Dataset:

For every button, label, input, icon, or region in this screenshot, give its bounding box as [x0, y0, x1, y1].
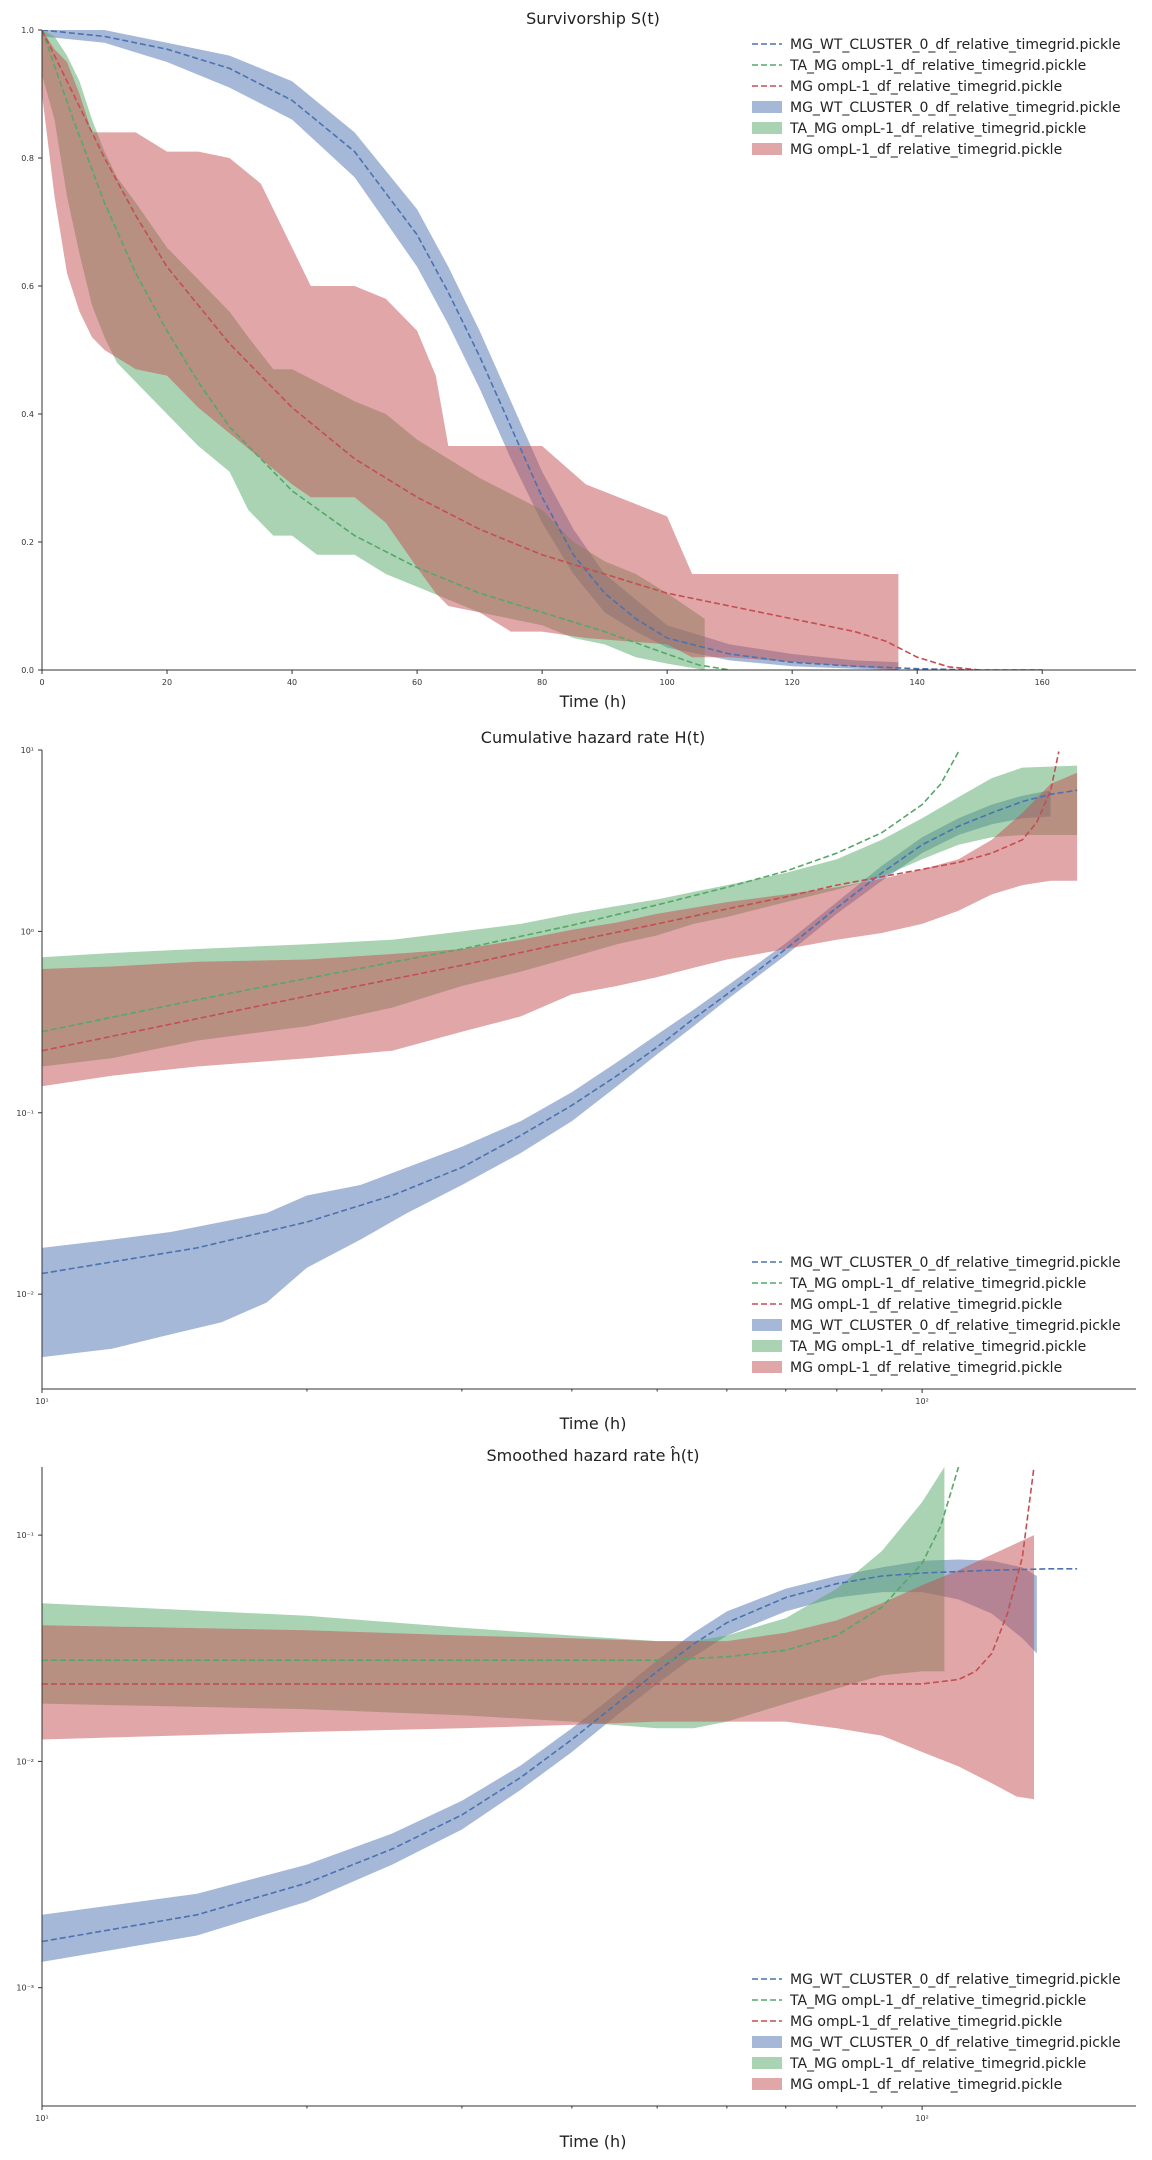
- x-tick-label: 20: [162, 678, 172, 687]
- series-line-3: [42, 30, 1043, 670]
- series-line-2: [42, 1467, 960, 1661]
- legend-label: TA_MG ompL-1_df_relative_timegrid.pickle: [789, 121, 1086, 137]
- legend-band-swatch: [752, 2057, 782, 2069]
- x-tick-label: 140: [910, 678, 925, 687]
- series-line-2: [42, 751, 960, 1033]
- y-tick-label: 0.6: [21, 282, 34, 291]
- x-tick-label: 120: [785, 678, 800, 687]
- series-line-3: [42, 751, 1060, 1052]
- legend-band-swatch: [752, 1361, 782, 1373]
- x-tick-label: 80: [537, 678, 547, 687]
- legend-label: TA_MG ompL-1_df_relative_timegrid.pickle: [789, 1276, 1086, 1292]
- series-line-3: [42, 1467, 1035, 1685]
- legend-label: MG ompL-1_df_relative_timegrid.pickle: [790, 2077, 1062, 2093]
- confidence-band-1: [42, 790, 1051, 1358]
- x-tick-label: 100: [660, 678, 675, 687]
- series-line-1: [42, 1568, 1078, 1943]
- confidence-band-3: [42, 772, 1078, 1087]
- legend-band-swatch: [752, 1340, 782, 1352]
- legend-label: MG_WT_CLUSTER_0_df_relative_timegrid.pic…: [790, 100, 1121, 116]
- series-line-1: [42, 30, 1043, 670]
- x-tick-label: 10²: [915, 1397, 928, 1406]
- y-tick-label: 0.4: [21, 410, 34, 419]
- x-tick-label: 40: [287, 678, 297, 687]
- legend-label: MG_WT_CLUSTER_0_df_relative_timegrid.pic…: [790, 1318, 1121, 1334]
- legend-band-swatch: [752, 122, 782, 134]
- x-tick-label: 0: [39, 678, 44, 687]
- y-tick-label: 10⁻¹: [16, 1531, 34, 1540]
- legend-band-swatch: [752, 143, 782, 155]
- confidence-band-1: [42, 1559, 1037, 1962]
- legend-label: MG_WT_CLUSTER_0_df_relative_timegrid.pic…: [790, 2035, 1121, 2051]
- chart-panel-1: 0 20 40 60 80 100 120 140 160 0.0 0.2 0.4 0.6 0.8 1.0 S…: [21, 9, 1136, 711]
- legend-band-swatch: [752, 1319, 782, 1331]
- legend-label: TA_MG ompL-1_df_relative_timegrid.pickle: [789, 1339, 1086, 1355]
- chart-panel-2: 10¹ 10² 10⁻² 10⁻¹ 10⁰ 10¹ Cumulative hazard ra…: [16, 728, 1136, 1433]
- x-axis-label: Time (h): [559, 2132, 627, 2151]
- legend-label: MG ompL-1_df_relative_timegrid.pickle: [790, 142, 1062, 158]
- confidence-band-1: [42, 30, 899, 670]
- x-tick-label: 10¹: [35, 2114, 48, 2123]
- confidence-band-3: [42, 1535, 1034, 1800]
- x-axis-label: Time (h): [559, 1414, 627, 1433]
- legend-label: MG_WT_CLUSTER_0_df_relative_timegrid.pic…: [790, 1255, 1121, 1271]
- y-tick-label: 10⁻²: [16, 1757, 34, 1766]
- legend-label: MG ompL-1_df_relative_timegrid.pickle: [790, 1297, 1062, 1313]
- y-tick-label: 0.8: [21, 154, 34, 163]
- series-line-2: [42, 30, 730, 670]
- series-line-1: [42, 789, 1078, 1275]
- y-tick-label: 0.0: [21, 666, 34, 675]
- y-tick-label: 0.2: [21, 538, 34, 547]
- y-tick-label: 10⁻²: [16, 1290, 34, 1299]
- y-tick-label: 10⁰: [21, 927, 34, 936]
- y-tick-label: 10⁻³: [16, 1984, 34, 1993]
- legend-band-swatch: [752, 101, 782, 113]
- legend-label: MG_WT_CLUSTER_0_df_relative_timegrid.pic…: [790, 1972, 1121, 1988]
- legend-band-swatch: [752, 2078, 782, 2090]
- legend-label: TA_MG ompL-1_df_relative_timegrid.pickle: [789, 58, 1086, 74]
- legend-label: TA_MG ompL-1_df_relative_timegrid.pickle: [789, 1993, 1086, 2009]
- x-axis-label: Time (h): [559, 692, 627, 711]
- legend-label: MG_WT_CLUSTER_0_df_relative_timegrid.pic…: [790, 37, 1121, 53]
- legend: MG_WT_CLUSTER_0_df_relative_timegrid.pic…: [752, 1972, 1121, 2093]
- y-tick-label: 1.0: [21, 26, 34, 35]
- chart-title: Survivorship S(t): [526, 9, 660, 28]
- x-tick-label: 10²: [915, 2114, 928, 2123]
- y-tick-label: 10¹: [21, 746, 34, 755]
- legend-label: MG ompL-1_df_relative_timegrid.pickle: [790, 1360, 1062, 1376]
- x-tick-label: 160: [1035, 678, 1050, 687]
- legend: MG_WT_CLUSTER_0_df_relative_timegrid.pic…: [752, 37, 1121, 158]
- y-tick-label: 10⁻¹: [16, 1109, 34, 1118]
- legend-label: MG ompL-1_df_relative_timegrid.pickle: [790, 2014, 1062, 2030]
- chart-title: Cumulative hazard rate H(t): [481, 728, 705, 747]
- legend-band-swatch: [752, 2036, 782, 2048]
- legend-label: TA_MG ompL-1_df_relative_timegrid.pickle: [789, 2056, 1086, 2072]
- chart-title: Smoothed hazard rate ĥ(t): [487, 1446, 700, 1465]
- x-tick-label: 10¹: [35, 1397, 48, 1406]
- x-tick-label: 60: [412, 678, 422, 687]
- chart-panel-3: 10¹ 10² 10⁻³ 10⁻² 10⁻¹ Smoothed hazard rate ĥ…: [16, 1446, 1136, 2151]
- confidence-band-3: [42, 30, 899, 670]
- legend-label: MG ompL-1_df_relative_timegrid.pickle: [790, 79, 1062, 95]
- legend: MG_WT_CLUSTER_0_df_relative_timegrid.pic…: [752, 1255, 1121, 1376]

What the task asks: List every row above that contains the word "title", and copy each of those rows in full.

Exercise answer:
- chart-title: Survivorship S(t): [526, 9, 660, 28]
- chart-title: Cumulative hazard rate H(t): [481, 728, 705, 747]
- chart-title: Smoothed hazard rate ĥ(t): [487, 1446, 700, 1465]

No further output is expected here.